__Input data__

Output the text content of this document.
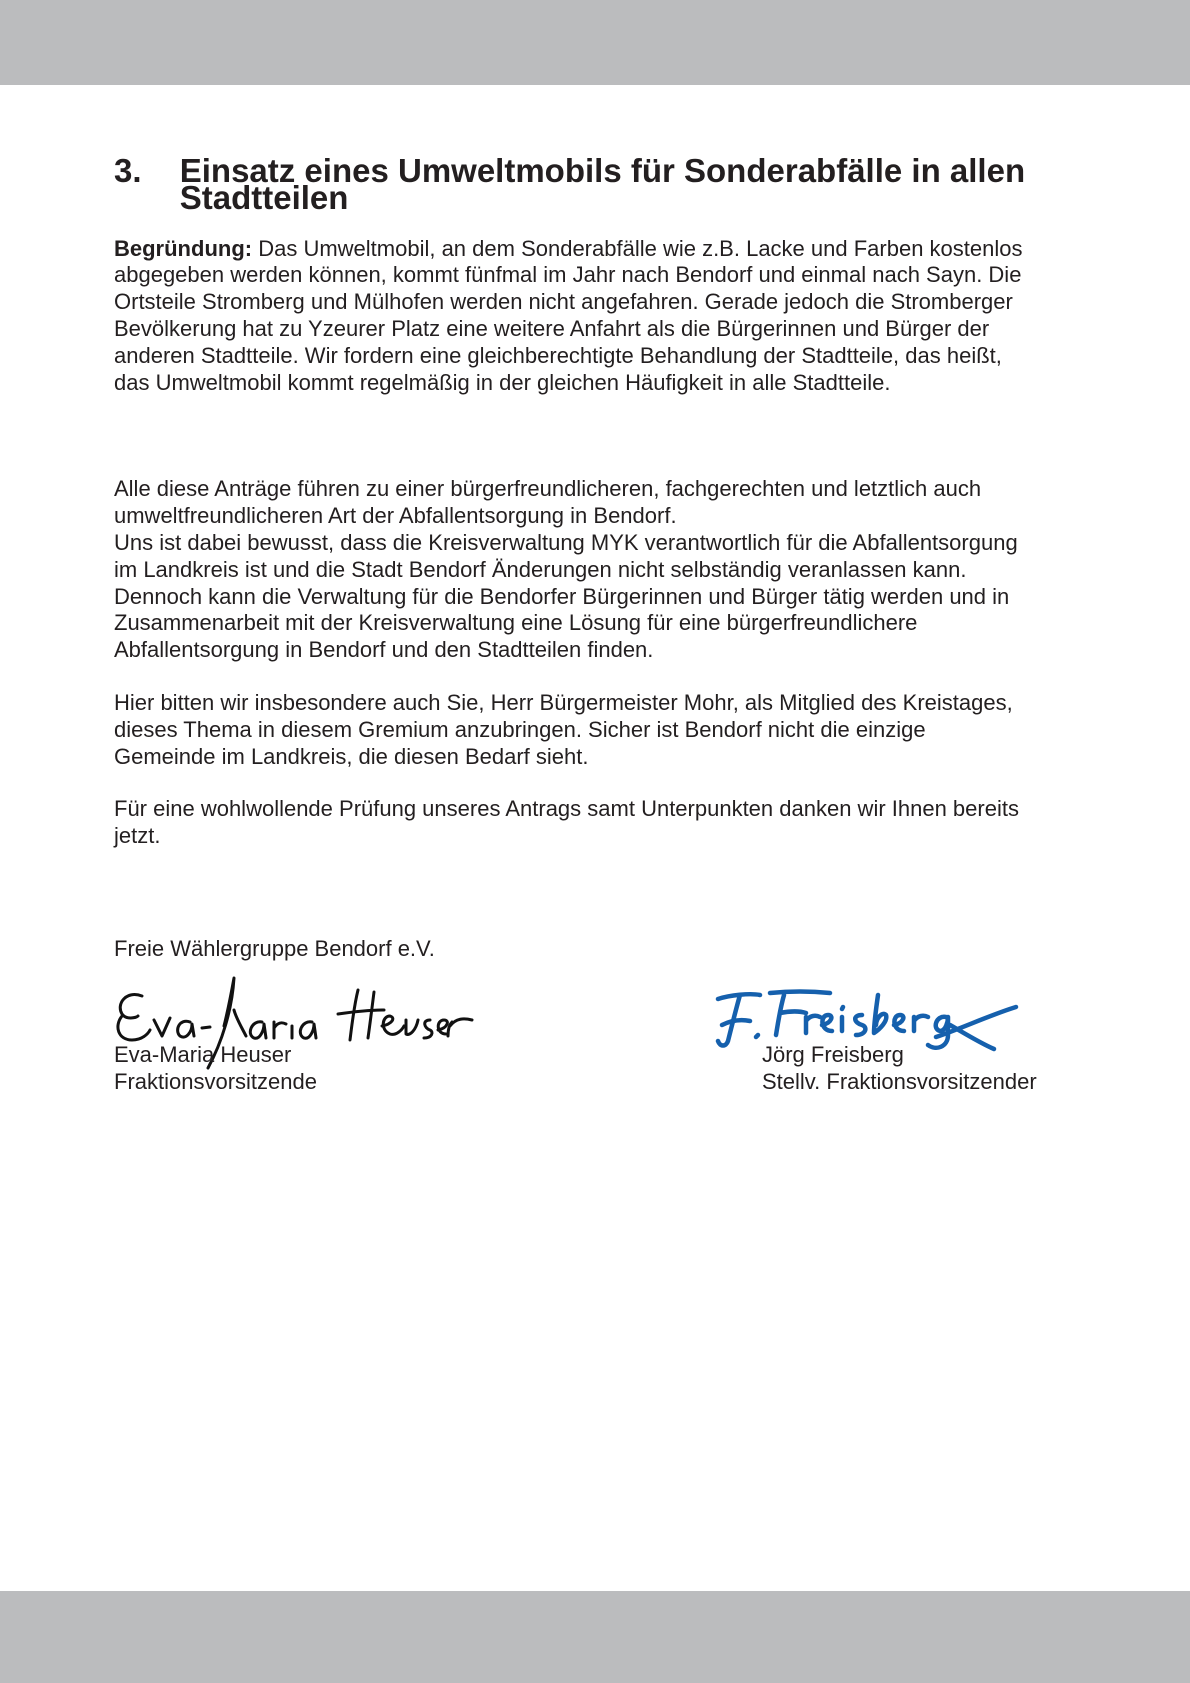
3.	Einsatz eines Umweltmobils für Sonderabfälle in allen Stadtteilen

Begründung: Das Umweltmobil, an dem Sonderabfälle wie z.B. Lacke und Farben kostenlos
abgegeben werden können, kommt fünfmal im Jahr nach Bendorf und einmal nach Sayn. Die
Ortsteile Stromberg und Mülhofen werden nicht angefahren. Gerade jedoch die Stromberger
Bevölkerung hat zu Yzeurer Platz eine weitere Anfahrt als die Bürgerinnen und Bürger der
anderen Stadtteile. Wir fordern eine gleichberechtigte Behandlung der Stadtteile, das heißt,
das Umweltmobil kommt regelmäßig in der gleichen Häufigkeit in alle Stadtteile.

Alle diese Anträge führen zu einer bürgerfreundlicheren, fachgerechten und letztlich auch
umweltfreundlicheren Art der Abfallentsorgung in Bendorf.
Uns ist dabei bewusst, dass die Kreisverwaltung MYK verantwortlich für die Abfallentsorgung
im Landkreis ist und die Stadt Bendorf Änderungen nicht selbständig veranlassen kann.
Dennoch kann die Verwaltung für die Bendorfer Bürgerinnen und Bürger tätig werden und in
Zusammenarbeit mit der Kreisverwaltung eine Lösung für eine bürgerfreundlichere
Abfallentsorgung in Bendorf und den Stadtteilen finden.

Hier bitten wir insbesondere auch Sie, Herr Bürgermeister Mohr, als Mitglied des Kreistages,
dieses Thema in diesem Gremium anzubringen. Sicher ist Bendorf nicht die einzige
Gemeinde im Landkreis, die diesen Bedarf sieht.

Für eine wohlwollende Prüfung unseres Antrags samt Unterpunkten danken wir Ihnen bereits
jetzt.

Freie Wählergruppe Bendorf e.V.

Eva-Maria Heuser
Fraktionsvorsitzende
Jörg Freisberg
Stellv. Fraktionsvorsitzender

__Challenge__
Which lines contain the word "auch"? Copy each of them.

__Output of the exercise__
Alle diese Anträge führen zu einer bürgerfreundlicheren, fachgerechten und letztlich auch
Hier bitten wir insbesondere auch Sie, Herr Bürgermeister Mohr, als Mitglied des Kreistages,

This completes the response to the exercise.